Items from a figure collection
>> BEGIN
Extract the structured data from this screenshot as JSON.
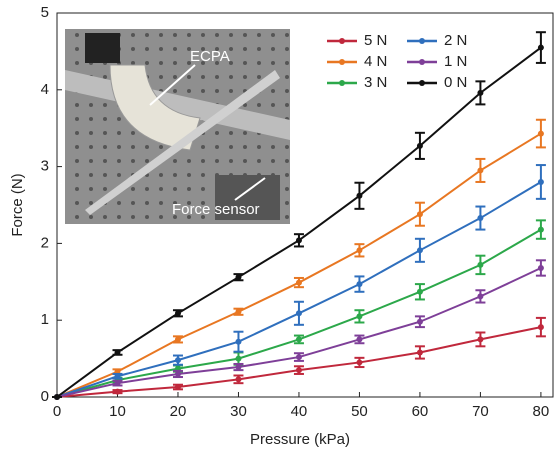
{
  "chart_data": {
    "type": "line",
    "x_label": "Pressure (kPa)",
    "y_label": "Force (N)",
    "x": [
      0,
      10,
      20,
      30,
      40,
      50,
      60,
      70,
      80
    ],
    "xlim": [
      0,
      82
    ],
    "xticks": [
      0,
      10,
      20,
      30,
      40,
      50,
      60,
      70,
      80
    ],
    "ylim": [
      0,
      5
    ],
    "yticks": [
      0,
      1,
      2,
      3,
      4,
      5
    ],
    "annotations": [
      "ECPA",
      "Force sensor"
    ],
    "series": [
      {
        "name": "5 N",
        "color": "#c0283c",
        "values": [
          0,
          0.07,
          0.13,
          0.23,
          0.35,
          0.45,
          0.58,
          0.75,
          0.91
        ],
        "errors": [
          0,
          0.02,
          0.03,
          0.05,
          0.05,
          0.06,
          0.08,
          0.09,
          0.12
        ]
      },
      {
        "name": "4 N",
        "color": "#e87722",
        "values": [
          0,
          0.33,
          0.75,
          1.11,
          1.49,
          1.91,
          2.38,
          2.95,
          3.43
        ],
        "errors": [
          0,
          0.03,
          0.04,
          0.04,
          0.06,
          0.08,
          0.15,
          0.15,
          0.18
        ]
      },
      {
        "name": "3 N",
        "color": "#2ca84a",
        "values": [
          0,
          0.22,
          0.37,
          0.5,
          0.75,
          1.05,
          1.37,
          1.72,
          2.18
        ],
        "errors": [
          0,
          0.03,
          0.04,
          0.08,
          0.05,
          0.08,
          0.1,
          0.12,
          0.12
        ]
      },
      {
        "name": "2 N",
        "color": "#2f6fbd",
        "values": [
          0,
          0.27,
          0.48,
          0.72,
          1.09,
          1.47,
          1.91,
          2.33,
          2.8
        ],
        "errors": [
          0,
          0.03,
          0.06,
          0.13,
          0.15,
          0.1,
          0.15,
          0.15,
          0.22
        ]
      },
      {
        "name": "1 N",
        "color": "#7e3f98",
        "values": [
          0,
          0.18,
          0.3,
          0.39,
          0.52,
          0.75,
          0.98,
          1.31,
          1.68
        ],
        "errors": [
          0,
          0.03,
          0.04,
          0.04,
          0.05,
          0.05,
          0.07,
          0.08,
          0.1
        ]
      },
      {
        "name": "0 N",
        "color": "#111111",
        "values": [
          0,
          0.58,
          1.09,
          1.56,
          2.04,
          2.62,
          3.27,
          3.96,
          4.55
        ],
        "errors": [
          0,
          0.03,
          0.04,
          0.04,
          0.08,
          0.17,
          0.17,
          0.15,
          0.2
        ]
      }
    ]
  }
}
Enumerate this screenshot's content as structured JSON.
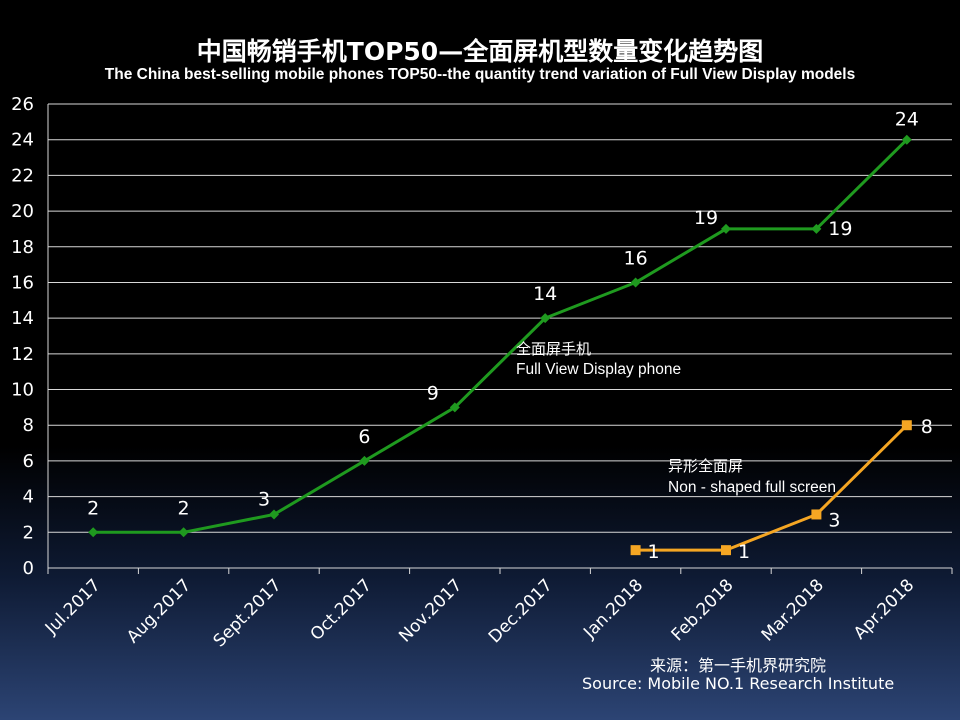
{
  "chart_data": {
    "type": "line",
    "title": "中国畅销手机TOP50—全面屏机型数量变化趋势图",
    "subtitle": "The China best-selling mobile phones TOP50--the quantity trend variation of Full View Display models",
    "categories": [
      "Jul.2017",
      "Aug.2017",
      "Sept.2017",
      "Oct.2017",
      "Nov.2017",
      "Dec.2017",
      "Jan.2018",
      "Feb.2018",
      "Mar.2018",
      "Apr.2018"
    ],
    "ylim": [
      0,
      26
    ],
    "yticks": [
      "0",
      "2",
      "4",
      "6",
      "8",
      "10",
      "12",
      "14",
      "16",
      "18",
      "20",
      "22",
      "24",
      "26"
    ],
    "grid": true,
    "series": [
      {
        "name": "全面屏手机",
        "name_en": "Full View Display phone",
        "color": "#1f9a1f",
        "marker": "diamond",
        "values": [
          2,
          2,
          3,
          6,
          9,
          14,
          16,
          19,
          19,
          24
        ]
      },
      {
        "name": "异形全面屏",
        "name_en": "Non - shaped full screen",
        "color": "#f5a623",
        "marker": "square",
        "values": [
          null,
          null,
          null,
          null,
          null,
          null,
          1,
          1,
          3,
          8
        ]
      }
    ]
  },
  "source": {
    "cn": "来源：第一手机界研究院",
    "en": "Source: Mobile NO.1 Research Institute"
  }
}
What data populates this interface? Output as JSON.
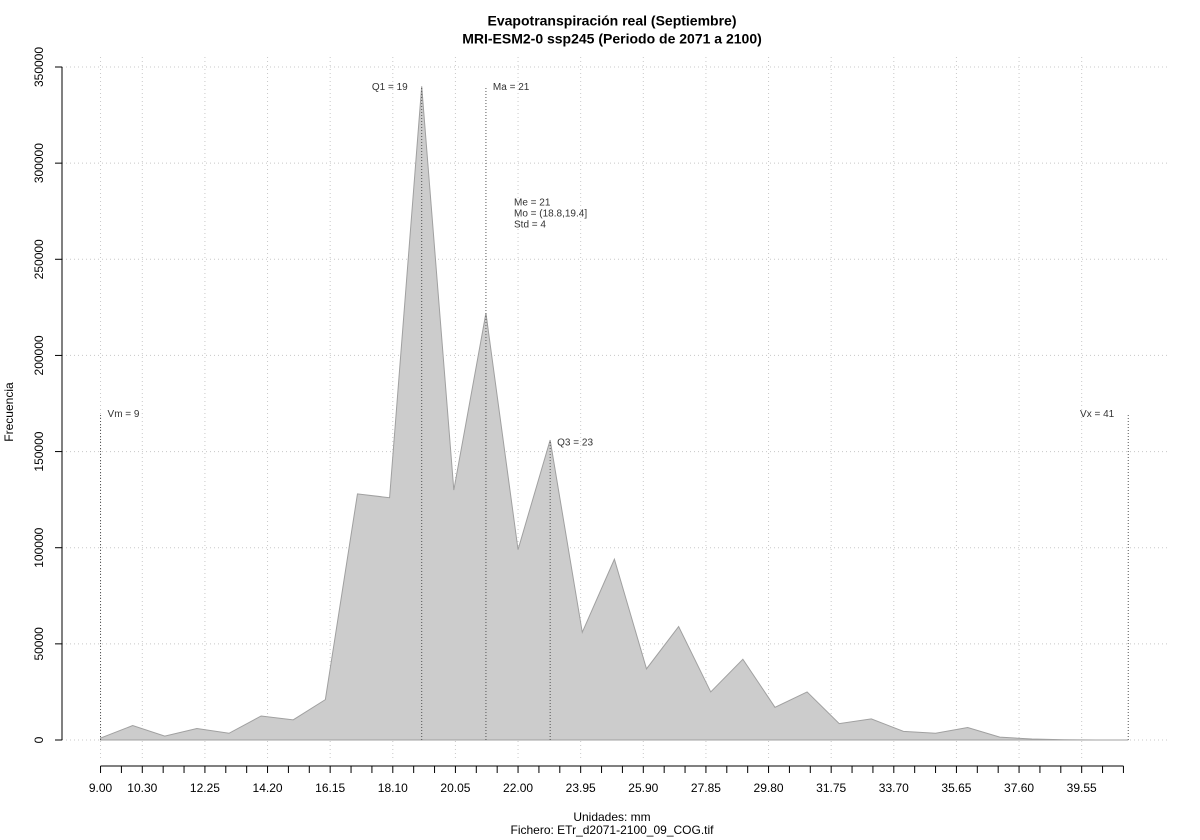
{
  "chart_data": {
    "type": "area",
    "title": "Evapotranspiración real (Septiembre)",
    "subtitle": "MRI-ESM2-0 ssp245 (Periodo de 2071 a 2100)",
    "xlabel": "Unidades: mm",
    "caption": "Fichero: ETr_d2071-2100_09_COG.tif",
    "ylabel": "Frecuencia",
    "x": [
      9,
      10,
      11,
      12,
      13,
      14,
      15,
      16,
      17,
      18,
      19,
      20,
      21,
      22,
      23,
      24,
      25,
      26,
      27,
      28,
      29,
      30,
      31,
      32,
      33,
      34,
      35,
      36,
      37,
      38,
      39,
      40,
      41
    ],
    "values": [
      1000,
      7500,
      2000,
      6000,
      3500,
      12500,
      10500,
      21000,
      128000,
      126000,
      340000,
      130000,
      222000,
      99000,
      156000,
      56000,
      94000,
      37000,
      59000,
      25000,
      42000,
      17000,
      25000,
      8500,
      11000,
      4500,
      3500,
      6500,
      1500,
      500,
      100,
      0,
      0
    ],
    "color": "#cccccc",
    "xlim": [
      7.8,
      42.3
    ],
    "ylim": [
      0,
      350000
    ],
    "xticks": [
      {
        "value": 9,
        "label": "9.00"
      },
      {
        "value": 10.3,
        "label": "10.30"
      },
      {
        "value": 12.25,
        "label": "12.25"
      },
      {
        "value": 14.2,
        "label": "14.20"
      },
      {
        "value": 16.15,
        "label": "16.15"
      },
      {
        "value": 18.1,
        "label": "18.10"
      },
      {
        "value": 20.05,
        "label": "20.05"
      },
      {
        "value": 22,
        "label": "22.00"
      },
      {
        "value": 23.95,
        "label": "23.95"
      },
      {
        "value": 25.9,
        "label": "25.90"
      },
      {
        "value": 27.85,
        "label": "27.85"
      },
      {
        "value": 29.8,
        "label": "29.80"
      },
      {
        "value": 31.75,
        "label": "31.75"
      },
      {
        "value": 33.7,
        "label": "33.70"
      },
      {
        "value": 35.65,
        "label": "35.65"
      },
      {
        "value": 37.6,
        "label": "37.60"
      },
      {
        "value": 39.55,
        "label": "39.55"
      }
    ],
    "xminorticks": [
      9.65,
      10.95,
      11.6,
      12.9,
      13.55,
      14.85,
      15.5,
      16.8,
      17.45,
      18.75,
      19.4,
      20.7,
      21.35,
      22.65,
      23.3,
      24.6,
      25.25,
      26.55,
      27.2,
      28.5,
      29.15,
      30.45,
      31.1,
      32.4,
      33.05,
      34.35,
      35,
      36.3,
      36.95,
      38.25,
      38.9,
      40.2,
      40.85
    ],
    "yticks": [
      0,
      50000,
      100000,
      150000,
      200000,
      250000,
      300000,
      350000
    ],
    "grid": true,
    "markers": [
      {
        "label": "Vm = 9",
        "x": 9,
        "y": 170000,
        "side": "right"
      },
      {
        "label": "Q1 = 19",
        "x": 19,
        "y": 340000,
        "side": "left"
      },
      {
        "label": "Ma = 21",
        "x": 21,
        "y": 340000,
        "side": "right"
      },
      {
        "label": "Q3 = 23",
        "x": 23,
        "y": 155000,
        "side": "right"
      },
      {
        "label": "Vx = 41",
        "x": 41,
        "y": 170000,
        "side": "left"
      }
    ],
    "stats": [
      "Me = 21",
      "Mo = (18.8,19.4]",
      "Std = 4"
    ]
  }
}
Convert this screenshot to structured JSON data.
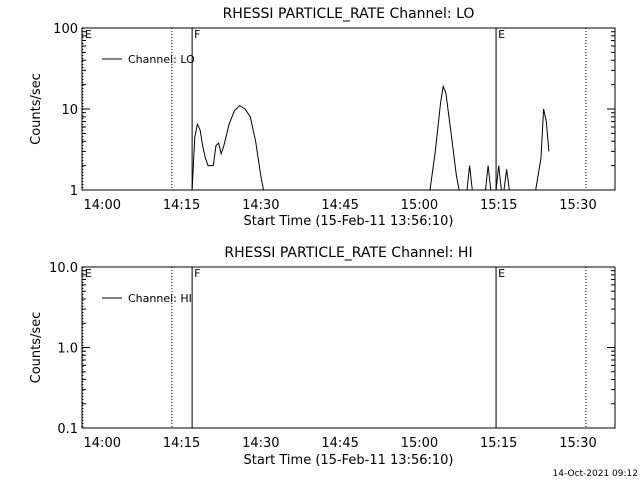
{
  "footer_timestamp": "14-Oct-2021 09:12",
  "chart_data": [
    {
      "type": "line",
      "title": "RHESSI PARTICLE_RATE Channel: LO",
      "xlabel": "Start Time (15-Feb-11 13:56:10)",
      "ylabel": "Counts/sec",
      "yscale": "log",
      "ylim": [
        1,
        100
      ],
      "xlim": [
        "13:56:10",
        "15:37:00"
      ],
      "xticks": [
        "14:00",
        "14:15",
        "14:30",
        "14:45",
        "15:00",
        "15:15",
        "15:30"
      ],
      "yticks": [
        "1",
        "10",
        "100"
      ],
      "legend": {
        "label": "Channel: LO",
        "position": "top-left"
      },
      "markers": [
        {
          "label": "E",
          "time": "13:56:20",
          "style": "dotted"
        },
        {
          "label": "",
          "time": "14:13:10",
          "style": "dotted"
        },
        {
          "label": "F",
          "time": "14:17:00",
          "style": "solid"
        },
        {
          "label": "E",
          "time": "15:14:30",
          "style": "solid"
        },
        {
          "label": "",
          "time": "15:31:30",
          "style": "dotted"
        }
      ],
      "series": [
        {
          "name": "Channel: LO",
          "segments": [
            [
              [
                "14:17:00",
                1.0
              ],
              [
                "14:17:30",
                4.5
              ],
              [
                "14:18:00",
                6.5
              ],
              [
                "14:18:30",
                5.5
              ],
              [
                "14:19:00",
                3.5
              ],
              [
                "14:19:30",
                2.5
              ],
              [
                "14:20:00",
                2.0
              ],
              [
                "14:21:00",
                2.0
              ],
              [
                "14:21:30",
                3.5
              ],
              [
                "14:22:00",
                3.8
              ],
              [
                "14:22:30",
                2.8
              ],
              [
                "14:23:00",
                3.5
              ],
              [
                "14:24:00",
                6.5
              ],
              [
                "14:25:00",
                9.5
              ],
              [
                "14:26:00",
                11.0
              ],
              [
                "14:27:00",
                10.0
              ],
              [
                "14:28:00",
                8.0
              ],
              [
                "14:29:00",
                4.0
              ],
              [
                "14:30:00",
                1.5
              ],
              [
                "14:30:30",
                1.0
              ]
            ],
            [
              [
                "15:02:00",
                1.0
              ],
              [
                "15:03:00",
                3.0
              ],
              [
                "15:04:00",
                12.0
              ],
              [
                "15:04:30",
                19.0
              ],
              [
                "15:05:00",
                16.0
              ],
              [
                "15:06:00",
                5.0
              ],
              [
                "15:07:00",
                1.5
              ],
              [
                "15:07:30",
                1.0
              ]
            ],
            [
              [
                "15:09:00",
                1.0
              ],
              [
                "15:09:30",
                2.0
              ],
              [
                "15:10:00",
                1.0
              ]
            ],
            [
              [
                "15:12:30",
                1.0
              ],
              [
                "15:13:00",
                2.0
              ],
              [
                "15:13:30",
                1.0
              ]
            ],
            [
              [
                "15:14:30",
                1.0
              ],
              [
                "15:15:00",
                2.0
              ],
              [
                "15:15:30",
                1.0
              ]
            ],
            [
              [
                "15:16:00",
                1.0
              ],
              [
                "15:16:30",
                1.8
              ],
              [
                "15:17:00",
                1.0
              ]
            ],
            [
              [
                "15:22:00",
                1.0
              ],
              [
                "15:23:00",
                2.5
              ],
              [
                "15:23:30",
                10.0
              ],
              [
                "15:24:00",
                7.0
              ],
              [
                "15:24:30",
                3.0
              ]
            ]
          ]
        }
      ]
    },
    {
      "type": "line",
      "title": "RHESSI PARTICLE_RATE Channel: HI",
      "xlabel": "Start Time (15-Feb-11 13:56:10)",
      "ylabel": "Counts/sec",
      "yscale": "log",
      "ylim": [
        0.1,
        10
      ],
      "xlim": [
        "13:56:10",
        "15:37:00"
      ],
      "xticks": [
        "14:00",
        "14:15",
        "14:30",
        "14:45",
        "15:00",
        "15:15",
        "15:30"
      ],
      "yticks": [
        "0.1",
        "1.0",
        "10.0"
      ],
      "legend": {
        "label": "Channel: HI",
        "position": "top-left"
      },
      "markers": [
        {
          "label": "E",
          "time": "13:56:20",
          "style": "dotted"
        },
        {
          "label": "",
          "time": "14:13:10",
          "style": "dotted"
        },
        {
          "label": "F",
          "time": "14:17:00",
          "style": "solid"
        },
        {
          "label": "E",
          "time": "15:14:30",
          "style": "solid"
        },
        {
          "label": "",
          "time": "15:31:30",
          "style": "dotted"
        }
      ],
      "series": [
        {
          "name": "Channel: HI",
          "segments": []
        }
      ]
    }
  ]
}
>> END
Problem description:
Give every line of the material that includes the string "subtitle".

Full output:
    "subtitle": "The China best-selling mobile phones TOP50--the quantity trend variation of Full View Display models",
    "subtitle": "MRI-ESM2-0 ssp245 (Periodo de 2071 a 2100)",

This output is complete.